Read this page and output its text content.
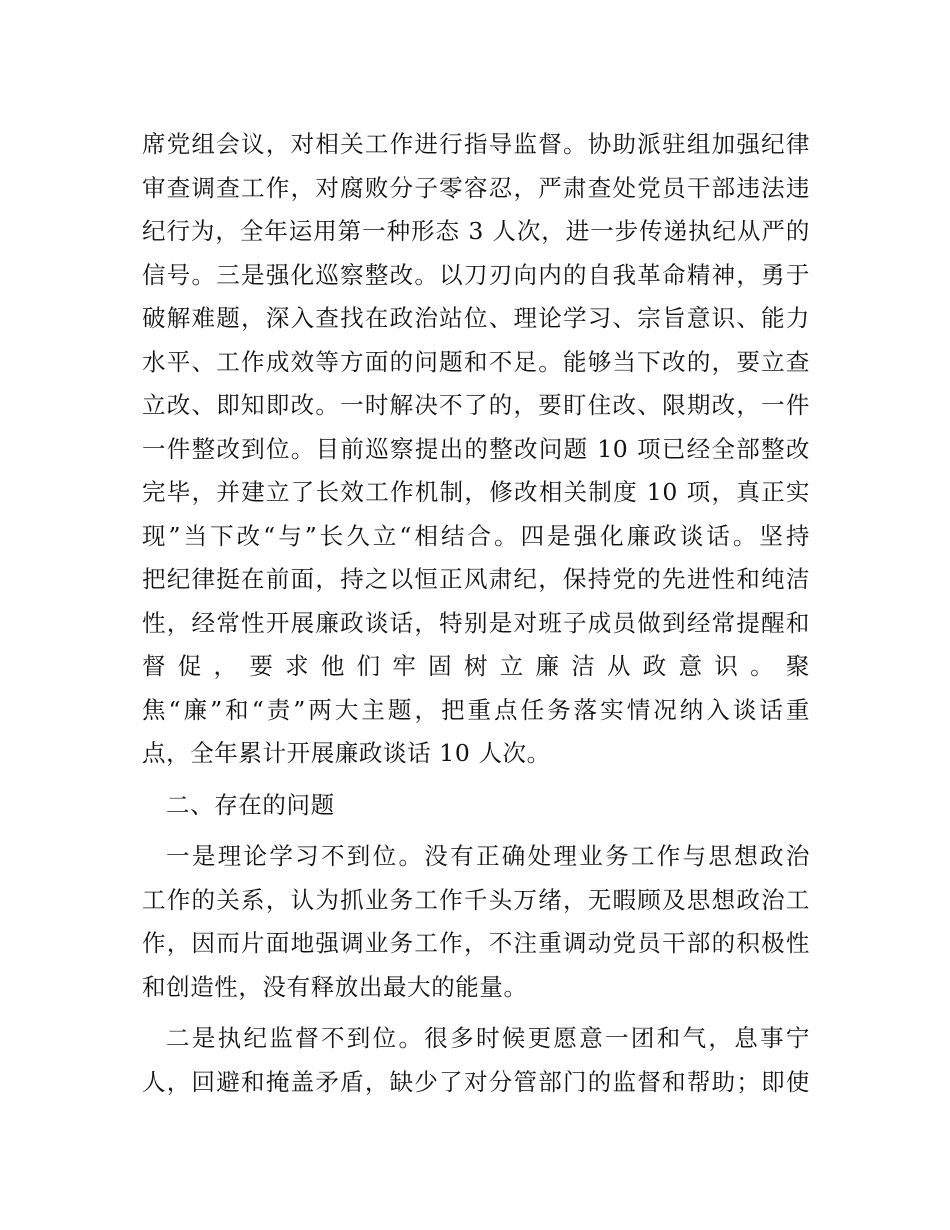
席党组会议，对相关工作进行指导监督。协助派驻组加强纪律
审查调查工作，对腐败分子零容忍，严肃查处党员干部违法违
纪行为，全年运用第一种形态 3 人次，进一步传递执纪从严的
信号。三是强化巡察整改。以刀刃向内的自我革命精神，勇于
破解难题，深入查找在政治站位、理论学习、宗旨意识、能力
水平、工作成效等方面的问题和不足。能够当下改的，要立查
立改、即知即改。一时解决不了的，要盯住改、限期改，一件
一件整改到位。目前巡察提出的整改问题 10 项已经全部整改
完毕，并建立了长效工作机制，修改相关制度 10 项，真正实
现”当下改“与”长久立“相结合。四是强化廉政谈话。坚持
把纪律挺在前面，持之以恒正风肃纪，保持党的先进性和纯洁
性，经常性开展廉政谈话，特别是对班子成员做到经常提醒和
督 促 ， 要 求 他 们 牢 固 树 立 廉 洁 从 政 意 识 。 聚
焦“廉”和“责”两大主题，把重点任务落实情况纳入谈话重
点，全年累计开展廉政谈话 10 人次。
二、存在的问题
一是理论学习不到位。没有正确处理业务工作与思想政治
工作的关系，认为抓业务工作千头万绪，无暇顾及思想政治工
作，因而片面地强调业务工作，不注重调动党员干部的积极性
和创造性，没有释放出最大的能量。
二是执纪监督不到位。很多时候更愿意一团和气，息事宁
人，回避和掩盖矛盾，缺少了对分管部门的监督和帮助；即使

== == ==

WHAT THIS TASK INVOLVES —
Repeat the listing verbatim. Skip the pictures.

COMPLETED TASK —
Read this page and output its text content.
席党组会议，对相关工作进行指导监督。协助派驻组加强纪律
审查调查工作，对腐败分子零容忍，严肃查处党员干部违法违
纪行为，全年运用第一种形态 3 人次，进一步传递执纪从严的
信号。三是强化巡察整改。以刀刃向内的自我革命精神，勇于
破解难题，深入查找在政治站位、理论学习、宗旨意识、能力
水平、工作成效等方面的问题和不足。能够当下改的，要立查
立改、即知即改。一时解决不了的，要盯住改、限期改，一件
一件整改到位。目前巡察提出的整改问题 10 项已经全部整改
完毕，并建立了长效工作机制，修改相关制度 10 项，真正实
现”当下改“与”长久立“相结合。四是强化廉政谈话。坚持
把纪律挺在前面，持之以恒正风肃纪，保持党的先进性和纯洁
性，经常性开展廉政谈话，特别是对班子成员做到经常提醒和
督 促 ， 要 求 他 们 牢 固 树 立 廉 洁 从 政 意 识 。 聚
焦“廉”和“责”两大主题，把重点任务落实情况纳入谈话重
点，全年累计开展廉政谈话 10 人次。
二、存在的问题
一是理论学习不到位。没有正确处理业务工作与思想政治
工作的关系，认为抓业务工作千头万绪，无暇顾及思想政治工
作，因而片面地强调业务工作，不注重调动党员干部的积极性
和创造性，没有释放出最大的能量。
二是执纪监督不到位。很多时候更愿意一团和气，息事宁
人，回避和掩盖矛盾，缺少了对分管部门的监督和帮助；即使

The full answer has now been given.